EXERCISE TASK – Print each of the entries exactly, leaving nothing out.

--- start of RECORDED INFORMATION ---

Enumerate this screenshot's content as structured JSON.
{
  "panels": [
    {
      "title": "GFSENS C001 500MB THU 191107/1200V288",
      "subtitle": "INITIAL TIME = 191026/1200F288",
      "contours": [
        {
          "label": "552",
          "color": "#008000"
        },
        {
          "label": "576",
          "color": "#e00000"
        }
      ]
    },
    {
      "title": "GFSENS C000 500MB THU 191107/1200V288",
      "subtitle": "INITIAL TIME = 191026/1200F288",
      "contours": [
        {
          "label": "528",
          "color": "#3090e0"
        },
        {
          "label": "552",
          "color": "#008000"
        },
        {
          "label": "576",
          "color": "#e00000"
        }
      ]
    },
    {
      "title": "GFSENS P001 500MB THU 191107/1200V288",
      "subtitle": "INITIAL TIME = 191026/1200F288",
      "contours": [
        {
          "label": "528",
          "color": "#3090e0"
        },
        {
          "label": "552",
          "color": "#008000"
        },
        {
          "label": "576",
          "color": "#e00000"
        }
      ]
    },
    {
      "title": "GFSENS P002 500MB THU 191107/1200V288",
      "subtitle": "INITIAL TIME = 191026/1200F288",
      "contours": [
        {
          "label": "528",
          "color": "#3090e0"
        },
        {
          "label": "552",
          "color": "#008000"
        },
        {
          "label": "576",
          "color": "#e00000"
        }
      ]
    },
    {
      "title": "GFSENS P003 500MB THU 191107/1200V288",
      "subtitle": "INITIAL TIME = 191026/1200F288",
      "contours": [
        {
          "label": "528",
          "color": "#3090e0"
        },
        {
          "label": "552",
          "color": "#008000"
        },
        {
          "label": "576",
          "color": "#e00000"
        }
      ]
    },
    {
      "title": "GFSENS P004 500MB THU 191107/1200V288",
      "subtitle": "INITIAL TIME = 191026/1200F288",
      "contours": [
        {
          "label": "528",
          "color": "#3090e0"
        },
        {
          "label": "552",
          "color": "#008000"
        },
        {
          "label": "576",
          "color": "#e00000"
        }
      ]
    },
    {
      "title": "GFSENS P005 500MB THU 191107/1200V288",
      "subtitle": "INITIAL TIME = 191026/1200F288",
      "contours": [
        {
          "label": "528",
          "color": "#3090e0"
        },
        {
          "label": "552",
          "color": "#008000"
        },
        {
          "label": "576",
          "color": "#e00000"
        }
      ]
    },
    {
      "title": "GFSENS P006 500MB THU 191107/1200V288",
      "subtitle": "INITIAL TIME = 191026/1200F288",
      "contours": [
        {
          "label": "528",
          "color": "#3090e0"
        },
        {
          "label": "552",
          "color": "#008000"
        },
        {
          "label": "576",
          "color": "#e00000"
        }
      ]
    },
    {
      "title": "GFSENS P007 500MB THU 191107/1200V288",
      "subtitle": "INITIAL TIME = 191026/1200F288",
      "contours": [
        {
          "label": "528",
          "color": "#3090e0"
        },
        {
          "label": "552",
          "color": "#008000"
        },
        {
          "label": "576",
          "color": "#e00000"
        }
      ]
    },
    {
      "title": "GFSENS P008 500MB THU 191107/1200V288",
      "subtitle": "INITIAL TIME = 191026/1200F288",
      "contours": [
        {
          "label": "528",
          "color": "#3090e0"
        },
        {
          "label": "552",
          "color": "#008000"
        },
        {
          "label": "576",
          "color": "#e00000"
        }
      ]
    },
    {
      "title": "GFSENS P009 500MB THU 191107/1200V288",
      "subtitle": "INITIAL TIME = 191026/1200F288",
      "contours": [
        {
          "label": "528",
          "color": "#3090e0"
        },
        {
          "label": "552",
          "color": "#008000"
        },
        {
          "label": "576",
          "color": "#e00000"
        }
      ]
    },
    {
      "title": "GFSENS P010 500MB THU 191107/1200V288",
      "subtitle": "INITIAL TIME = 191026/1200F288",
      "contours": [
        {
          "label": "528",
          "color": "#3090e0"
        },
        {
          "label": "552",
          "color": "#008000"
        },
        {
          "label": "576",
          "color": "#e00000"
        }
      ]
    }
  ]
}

--- end of RECORDED INFORMATION ---

FINAL RESULT –
Enumerate this screenshot's content as structured JSON.
{
  "panels": [
    {
      "title": "GFSENS C001 500MB THU 191107/1200V288",
      "subtitle": "INITIAL TIME = 191026/1200F288",
      "contours": [
        {
          "label": "552",
          "color": "#008000"
        },
        {
          "label": "576",
          "color": "#e00000"
        }
      ]
    },
    {
      "title": "GFSENS C000 500MB THU 191107/1200V288",
      "subtitle": "INITIAL TIME = 191026/1200F288",
      "contours": [
        {
          "label": "528",
          "color": "#3090e0"
        },
        {
          "label": "552",
          "color": "#008000"
        },
        {
          "label": "576",
          "color": "#e00000"
        }
      ]
    },
    {
      "title": "GFSENS P001 500MB THU 191107/1200V288",
      "subtitle": "INITIAL TIME = 191026/1200F288",
      "contours": [
        {
          "label": "528",
          "color": "#3090e0"
        },
        {
          "label": "552",
          "color": "#008000"
        },
        {
          "label": "576",
          "color": "#e00000"
        }
      ]
    },
    {
      "title": "GFSENS P002 500MB THU 191107/1200V288",
      "subtitle": "INITIAL TIME = 191026/1200F288",
      "contours": [
        {
          "label": "528",
          "color": "#3090e0"
        },
        {
          "label": "552",
          "color": "#008000"
        },
        {
          "label": "576",
          "color": "#e00000"
        }
      ]
    },
    {
      "title": "GFSENS P003 500MB THU 191107/1200V288",
      "subtitle": "INITIAL TIME = 191026/1200F288",
      "contours": [
        {
          "label": "528",
          "color": "#3090e0"
        },
        {
          "label": "552",
          "color": "#008000"
        },
        {
          "label": "576",
          "color": "#e00000"
        }
      ]
    },
    {
      "title": "GFSENS P004 500MB THU 191107/1200V288",
      "subtitle": "INITIAL TIME = 191026/1200F288",
      "contours": [
        {
          "label": "528",
          "color": "#3090e0"
        },
        {
          "label": "552",
          "color": "#008000"
        },
        {
          "label": "576",
          "color": "#e00000"
        }
      ]
    },
    {
      "title": "GFSENS P005 500MB THU 191107/1200V288",
      "subtitle": "INITIAL TIME = 191026/1200F288",
      "contours": [
        {
          "label": "528",
          "color": "#3090e0"
        },
        {
          "label": "552",
          "color": "#008000"
        },
        {
          "label": "576",
          "color": "#e00000"
        }
      ]
    },
    {
      "title": "GFSENS P006 500MB THU 191107/1200V288",
      "subtitle": "INITIAL TIME = 191026/1200F288",
      "contours": [
        {
          "label": "528",
          "color": "#3090e0"
        },
        {
          "label": "552",
          "color": "#008000"
        },
        {
          "label": "576",
          "color": "#e00000"
        }
      ]
    },
    {
      "title": "GFSENS P007 500MB THU 191107/1200V288",
      "subtitle": "INITIAL TIME = 191026/1200F288",
      "contours": [
        {
          "label": "528",
          "color": "#3090e0"
        },
        {
          "label": "552",
          "color": "#008000"
        },
        {
          "label": "576",
          "color": "#e00000"
        }
      ]
    },
    {
      "title": "GFSENS P008 500MB THU 191107/1200V288",
      "subtitle": "INITIAL TIME = 191026/1200F288",
      "contours": [
        {
          "label": "528",
          "color": "#3090e0"
        },
        {
          "label": "552",
          "color": "#008000"
        },
        {
          "label": "576",
          "color": "#e00000"
        }
      ]
    },
    {
      "title": "GFSENS P009 500MB THU 191107/1200V288",
      "subtitle": "INITIAL TIME = 191026/1200F288",
      "contours": [
        {
          "label": "528",
          "color": "#3090e0"
        },
        {
          "label": "552",
          "color": "#008000"
        },
        {
          "label": "576",
          "color": "#e00000"
        }
      ]
    },
    {
      "title": "GFSENS P010 500MB THU 191107/1200V288",
      "subtitle": "INITIAL TIME = 191026/1200F288",
      "contours": [
        {
          "label": "528",
          "color": "#3090e0"
        },
        {
          "label": "552",
          "color": "#008000"
        },
        {
          "label": "576",
          "color": "#e00000"
        }
      ]
    }
  ]
}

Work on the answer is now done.